Exercise directions
Reproduce the entries verbatim, starting with the first line and ending with the line that contains "y-tick-label: 4.56 (20, 405, 45, 418)", including that line.

Exercise inputs
_ _ _ _ _

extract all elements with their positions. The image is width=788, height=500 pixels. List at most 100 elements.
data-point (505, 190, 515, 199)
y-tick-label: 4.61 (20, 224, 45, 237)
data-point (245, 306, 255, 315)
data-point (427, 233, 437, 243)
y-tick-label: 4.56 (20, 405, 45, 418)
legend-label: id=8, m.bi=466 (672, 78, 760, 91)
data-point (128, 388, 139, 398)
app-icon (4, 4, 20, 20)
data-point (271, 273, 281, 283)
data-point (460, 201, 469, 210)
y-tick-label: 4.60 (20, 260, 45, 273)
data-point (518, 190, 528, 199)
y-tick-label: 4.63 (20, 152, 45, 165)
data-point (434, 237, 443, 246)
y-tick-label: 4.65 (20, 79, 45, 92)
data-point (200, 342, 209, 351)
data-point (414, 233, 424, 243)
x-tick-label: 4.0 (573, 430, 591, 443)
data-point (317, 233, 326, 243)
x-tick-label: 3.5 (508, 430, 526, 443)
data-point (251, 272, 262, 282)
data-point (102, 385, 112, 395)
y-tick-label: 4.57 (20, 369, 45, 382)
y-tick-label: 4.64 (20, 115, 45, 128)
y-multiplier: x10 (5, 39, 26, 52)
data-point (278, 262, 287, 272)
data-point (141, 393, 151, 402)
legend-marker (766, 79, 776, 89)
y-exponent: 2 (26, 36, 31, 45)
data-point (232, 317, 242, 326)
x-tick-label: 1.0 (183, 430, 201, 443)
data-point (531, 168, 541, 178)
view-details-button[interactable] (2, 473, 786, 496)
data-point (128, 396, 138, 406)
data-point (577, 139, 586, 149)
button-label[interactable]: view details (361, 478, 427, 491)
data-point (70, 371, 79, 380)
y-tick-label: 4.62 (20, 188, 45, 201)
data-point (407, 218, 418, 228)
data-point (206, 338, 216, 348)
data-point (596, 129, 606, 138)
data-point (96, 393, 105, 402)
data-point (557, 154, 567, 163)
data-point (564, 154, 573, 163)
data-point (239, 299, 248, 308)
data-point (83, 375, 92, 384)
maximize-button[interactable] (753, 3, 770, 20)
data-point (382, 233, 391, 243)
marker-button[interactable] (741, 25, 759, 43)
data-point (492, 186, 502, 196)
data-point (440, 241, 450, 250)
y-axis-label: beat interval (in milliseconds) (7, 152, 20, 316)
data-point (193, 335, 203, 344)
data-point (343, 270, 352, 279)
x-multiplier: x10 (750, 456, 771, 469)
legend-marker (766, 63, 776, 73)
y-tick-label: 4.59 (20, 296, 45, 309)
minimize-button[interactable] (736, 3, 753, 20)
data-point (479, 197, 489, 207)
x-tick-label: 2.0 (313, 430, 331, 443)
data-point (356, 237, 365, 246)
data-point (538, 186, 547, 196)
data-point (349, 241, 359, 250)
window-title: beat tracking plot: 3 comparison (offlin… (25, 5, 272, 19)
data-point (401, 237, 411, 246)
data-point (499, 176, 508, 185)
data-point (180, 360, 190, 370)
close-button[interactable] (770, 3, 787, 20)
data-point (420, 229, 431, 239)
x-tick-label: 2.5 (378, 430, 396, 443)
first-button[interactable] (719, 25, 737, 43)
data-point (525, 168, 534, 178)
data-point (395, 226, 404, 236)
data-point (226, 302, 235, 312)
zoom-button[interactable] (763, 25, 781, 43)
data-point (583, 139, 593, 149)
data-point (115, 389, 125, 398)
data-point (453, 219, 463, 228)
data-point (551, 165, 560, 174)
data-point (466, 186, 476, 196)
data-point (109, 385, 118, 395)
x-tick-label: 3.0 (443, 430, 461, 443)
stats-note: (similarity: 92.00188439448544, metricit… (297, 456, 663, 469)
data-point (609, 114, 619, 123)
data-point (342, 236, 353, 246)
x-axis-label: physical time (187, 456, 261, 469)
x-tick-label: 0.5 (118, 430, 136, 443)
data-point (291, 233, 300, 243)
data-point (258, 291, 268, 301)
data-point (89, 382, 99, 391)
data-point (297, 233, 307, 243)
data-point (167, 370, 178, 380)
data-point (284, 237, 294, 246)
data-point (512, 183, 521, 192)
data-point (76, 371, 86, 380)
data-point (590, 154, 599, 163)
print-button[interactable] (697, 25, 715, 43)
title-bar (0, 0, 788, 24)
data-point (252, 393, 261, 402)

_ _ _ _ _

Solution to this problem
extract all elements with their positions. The image is width=788, height=500 pixels. List at most 100 elements.
data-point (505, 190, 515, 199)
y-tick-label: 4.61 (20, 224, 45, 237)
data-point (245, 306, 255, 315)
data-point (427, 233, 437, 243)
y-tick-label: 4.56 (20, 405, 45, 418)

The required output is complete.